WRITTEN EXERCISE ▸ Copy exactly the lines of the material below that run from the one containing "Convert this chart" through the one containing "Enumerate this screenshot's". Copy no other lines.

PROVIDED RECORDS ▸
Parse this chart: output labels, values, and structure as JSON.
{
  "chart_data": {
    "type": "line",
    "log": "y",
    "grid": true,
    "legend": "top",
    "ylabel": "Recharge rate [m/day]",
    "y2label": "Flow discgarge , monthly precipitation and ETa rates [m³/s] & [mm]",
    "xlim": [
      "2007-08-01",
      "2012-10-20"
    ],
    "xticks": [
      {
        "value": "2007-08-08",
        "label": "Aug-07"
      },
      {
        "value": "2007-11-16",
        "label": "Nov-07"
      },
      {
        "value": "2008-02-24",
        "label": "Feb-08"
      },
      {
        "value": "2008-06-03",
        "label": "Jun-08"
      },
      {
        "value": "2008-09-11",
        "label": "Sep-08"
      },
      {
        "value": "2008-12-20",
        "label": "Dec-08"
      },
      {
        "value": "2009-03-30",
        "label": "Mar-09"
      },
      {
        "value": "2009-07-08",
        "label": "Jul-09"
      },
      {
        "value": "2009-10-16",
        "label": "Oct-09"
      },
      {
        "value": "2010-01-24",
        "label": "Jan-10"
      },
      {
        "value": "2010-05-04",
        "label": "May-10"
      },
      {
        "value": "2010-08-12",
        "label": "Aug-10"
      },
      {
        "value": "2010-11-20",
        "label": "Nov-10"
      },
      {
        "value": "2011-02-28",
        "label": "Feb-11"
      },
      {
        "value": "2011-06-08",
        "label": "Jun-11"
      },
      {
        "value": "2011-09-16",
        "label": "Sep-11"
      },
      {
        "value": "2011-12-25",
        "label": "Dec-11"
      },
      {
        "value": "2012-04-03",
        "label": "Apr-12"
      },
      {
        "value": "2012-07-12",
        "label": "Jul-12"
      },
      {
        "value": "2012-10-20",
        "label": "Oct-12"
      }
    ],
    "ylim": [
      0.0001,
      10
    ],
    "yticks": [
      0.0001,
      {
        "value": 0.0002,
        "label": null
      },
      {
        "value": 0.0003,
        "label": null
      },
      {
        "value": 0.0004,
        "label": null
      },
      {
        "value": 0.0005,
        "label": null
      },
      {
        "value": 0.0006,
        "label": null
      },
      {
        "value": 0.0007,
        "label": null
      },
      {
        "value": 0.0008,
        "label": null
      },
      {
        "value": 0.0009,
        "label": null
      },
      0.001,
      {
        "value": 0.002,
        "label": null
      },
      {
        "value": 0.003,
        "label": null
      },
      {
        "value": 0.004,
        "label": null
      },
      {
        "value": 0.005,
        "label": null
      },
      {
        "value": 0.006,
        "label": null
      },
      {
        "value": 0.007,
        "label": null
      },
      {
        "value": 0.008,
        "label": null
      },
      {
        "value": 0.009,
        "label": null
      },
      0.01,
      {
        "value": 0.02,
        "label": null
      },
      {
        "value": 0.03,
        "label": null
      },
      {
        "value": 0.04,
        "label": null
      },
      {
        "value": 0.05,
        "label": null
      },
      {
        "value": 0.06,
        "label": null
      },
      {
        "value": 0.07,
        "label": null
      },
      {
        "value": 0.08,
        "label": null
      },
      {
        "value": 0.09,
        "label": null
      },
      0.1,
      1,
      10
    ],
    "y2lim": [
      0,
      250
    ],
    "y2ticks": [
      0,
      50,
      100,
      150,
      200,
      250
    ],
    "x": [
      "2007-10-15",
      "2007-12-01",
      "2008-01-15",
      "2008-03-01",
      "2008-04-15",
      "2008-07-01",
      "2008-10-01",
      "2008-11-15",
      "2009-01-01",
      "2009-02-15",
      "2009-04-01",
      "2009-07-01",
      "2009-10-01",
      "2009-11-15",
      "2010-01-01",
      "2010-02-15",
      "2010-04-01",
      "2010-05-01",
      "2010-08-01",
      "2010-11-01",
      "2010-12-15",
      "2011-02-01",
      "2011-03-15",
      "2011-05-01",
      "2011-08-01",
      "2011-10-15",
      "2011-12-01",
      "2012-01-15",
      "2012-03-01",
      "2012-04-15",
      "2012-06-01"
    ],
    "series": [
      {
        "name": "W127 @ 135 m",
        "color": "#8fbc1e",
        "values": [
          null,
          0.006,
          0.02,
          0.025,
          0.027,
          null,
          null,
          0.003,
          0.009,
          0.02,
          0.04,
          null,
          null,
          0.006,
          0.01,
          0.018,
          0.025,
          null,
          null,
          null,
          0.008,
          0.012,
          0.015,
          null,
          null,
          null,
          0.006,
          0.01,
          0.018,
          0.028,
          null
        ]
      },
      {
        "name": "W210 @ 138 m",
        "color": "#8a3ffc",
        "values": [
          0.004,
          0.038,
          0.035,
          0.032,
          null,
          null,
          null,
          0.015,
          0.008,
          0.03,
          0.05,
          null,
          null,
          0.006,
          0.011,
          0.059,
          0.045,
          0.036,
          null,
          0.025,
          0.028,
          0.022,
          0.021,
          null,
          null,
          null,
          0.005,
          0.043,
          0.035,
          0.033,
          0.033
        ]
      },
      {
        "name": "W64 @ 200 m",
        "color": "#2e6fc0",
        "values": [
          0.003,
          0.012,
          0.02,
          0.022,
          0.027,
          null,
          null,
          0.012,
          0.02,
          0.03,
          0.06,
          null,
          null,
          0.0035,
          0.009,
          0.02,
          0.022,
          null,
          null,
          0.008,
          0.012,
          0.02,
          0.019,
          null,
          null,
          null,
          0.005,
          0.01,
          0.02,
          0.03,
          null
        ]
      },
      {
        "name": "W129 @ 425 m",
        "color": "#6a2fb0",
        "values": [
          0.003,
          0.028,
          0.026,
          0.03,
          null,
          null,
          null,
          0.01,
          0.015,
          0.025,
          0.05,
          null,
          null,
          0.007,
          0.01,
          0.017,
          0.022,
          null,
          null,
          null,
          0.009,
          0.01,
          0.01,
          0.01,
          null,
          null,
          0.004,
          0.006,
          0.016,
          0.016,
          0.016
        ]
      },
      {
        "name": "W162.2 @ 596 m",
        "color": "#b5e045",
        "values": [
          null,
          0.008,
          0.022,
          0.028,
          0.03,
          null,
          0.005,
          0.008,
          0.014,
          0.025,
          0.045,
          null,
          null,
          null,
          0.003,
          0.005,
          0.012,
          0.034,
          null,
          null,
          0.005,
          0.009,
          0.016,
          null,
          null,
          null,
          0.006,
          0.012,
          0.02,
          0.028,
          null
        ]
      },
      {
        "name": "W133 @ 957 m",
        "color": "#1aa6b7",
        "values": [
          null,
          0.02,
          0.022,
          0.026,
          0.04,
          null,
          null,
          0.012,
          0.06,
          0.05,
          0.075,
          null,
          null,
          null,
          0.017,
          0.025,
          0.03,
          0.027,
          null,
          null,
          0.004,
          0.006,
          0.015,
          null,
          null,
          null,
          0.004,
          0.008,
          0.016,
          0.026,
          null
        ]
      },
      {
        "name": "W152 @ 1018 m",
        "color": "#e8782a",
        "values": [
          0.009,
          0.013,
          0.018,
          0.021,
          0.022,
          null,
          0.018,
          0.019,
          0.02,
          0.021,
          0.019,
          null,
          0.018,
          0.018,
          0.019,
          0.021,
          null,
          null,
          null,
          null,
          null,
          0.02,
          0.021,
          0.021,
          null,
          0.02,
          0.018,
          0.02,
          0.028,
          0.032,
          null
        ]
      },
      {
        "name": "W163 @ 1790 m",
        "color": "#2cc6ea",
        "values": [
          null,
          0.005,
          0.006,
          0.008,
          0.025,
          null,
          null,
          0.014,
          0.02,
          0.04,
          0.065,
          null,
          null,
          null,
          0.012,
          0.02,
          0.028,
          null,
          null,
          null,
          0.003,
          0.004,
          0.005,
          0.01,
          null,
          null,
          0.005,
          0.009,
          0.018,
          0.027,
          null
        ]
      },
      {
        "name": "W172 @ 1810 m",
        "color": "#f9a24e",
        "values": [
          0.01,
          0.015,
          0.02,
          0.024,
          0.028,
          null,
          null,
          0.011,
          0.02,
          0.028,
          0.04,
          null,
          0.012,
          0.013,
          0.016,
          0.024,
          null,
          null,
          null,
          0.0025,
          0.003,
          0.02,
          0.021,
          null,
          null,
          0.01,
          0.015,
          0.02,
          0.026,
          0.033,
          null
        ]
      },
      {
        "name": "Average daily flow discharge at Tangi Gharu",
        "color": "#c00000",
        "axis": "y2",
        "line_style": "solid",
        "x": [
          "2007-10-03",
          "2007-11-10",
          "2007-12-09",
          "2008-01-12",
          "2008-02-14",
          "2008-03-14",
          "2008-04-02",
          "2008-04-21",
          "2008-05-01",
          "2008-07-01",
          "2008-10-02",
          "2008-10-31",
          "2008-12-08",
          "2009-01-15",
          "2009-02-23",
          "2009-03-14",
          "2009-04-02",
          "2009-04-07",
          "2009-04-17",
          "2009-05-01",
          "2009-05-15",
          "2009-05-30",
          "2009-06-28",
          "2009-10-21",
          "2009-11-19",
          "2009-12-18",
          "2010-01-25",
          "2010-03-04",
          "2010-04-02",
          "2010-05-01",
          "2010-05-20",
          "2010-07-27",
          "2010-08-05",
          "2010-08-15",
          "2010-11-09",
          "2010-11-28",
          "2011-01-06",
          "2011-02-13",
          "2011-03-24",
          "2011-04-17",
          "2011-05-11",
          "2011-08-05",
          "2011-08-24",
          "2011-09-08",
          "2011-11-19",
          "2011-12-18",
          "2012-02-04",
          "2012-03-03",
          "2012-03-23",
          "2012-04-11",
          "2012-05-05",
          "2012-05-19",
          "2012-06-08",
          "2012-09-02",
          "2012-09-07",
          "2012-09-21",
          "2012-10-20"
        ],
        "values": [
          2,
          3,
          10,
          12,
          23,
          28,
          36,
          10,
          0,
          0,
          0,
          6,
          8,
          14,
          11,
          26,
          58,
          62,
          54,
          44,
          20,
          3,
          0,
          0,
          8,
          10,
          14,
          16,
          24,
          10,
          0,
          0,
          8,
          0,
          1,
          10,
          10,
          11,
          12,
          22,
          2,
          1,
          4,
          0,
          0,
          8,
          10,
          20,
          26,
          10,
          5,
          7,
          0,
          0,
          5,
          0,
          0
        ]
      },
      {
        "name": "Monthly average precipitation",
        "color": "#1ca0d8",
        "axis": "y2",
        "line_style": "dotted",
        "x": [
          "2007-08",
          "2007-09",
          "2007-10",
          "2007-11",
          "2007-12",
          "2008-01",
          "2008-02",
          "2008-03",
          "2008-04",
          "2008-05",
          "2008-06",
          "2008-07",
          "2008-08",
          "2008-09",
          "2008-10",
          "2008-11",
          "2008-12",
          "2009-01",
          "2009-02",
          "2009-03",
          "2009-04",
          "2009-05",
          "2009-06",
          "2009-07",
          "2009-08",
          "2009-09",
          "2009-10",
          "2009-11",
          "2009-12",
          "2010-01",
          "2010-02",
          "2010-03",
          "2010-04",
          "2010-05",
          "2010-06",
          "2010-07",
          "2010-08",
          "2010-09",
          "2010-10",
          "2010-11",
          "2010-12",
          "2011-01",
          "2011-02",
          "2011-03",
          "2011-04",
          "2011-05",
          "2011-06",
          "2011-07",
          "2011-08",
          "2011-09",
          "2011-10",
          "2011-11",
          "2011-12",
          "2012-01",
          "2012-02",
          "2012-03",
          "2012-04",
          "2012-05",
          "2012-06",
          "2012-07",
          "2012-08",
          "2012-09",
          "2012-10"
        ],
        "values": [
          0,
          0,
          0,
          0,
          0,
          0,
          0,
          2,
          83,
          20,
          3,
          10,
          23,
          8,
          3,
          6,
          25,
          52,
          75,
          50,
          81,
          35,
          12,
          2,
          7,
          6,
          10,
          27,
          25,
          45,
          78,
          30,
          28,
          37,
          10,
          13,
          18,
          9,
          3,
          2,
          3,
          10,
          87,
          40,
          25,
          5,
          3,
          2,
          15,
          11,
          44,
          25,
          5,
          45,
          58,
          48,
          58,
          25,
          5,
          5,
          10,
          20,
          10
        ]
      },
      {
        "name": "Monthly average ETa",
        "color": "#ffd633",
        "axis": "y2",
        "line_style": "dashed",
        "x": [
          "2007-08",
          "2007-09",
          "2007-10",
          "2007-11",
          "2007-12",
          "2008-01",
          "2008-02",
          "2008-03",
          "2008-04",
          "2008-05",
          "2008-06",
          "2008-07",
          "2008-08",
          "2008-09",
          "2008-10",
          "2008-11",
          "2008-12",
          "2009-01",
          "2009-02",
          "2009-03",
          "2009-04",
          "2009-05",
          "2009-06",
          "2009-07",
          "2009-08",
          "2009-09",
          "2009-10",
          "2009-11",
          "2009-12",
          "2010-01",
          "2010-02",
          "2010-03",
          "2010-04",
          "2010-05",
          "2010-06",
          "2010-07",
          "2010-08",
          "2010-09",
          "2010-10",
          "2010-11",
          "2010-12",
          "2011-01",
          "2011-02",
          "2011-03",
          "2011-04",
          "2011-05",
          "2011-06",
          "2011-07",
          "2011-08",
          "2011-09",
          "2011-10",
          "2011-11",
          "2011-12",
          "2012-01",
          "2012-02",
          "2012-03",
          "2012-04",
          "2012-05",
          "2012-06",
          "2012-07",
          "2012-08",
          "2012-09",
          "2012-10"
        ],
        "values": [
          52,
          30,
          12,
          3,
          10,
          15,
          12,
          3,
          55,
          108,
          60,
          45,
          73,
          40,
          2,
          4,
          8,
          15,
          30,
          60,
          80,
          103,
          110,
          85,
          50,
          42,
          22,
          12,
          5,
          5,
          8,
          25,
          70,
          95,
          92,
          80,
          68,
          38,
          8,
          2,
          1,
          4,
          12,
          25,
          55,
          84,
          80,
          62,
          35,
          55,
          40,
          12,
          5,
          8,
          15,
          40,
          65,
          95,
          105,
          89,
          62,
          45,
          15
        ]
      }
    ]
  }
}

--

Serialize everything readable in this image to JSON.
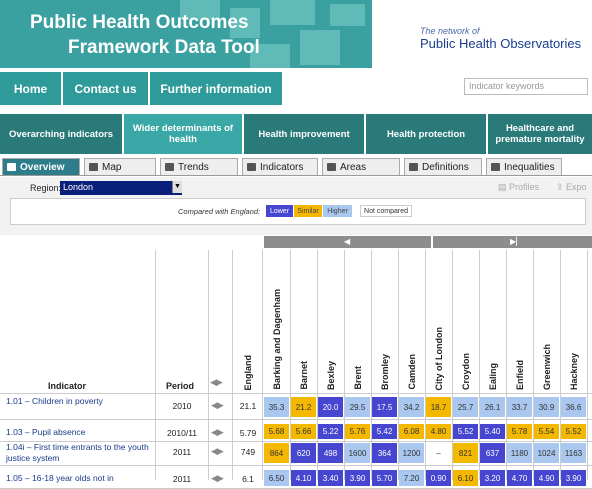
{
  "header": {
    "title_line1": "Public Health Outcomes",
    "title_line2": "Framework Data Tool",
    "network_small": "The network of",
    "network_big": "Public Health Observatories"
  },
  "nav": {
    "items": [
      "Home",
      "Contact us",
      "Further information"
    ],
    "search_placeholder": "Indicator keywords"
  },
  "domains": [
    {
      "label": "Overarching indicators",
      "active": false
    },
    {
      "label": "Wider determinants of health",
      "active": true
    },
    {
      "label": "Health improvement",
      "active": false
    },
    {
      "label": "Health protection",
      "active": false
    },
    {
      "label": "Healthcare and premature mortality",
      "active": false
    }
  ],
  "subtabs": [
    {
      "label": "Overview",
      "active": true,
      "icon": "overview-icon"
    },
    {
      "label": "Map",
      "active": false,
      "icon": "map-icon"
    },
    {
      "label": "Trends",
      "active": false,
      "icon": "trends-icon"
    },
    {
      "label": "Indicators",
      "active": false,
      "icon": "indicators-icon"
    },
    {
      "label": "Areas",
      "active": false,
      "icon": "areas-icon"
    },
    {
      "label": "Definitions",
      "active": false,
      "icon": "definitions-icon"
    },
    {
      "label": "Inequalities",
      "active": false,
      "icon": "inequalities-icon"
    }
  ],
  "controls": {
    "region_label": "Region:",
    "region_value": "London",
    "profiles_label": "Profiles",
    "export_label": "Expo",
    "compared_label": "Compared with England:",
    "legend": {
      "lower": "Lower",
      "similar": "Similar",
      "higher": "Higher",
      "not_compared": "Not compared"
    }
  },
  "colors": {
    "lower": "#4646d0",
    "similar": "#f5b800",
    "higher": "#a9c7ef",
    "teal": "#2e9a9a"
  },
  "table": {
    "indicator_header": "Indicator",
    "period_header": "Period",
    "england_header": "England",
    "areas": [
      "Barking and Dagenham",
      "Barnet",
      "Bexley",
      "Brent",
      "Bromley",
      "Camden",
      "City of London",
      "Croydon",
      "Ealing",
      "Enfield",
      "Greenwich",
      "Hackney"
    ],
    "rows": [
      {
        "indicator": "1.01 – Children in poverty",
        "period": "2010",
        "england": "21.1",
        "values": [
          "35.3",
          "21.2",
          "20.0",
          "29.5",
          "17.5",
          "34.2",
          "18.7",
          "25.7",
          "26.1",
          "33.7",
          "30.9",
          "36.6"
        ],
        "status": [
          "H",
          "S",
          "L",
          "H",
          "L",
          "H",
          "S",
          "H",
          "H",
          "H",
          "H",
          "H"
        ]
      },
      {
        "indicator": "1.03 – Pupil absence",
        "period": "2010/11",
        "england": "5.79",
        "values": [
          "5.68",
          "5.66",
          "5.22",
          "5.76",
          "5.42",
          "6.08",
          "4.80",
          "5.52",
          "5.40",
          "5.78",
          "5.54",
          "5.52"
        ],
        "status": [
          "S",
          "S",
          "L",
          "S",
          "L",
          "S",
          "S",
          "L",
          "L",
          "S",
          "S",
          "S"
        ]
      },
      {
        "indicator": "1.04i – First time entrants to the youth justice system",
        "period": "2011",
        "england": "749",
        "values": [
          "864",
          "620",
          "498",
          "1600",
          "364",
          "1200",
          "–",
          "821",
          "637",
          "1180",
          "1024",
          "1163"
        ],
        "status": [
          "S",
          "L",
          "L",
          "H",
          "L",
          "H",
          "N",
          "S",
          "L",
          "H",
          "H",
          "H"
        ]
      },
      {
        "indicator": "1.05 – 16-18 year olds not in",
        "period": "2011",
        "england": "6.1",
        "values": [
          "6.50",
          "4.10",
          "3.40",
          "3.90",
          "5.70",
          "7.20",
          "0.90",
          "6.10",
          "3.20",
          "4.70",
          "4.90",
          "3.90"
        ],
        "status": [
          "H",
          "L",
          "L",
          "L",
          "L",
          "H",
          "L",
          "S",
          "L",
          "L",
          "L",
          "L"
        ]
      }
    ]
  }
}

---

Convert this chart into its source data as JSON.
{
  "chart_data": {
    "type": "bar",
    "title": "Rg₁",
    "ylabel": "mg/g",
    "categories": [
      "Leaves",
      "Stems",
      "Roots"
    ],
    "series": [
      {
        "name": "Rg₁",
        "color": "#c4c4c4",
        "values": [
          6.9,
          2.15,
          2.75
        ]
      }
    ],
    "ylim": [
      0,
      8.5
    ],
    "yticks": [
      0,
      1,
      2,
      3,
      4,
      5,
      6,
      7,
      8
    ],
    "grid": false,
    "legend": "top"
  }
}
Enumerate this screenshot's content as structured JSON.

SOLUTION TO THIS TASK ▸
Convert this chart into its source data as JSON.
{
  "chart_data": {
    "type": "bar",
    "title": "Rg₁",
    "ylabel": "mg/g",
    "categories": [
      "Leaves",
      "Stems",
      "Roots"
    ],
    "series": [
      {
        "name": "Rg₁",
        "color": "#c4c4c4",
        "values": [
          6.9,
          2.15,
          2.75
        ]
      }
    ],
    "ylim": [
      0,
      8.5
    ],
    "yticks": [
      0,
      1,
      2,
      3,
      4,
      5,
      6,
      7,
      8
    ],
    "grid": false,
    "legend": "top"
  }
}
Enumerate this screenshot's content as structured JSON.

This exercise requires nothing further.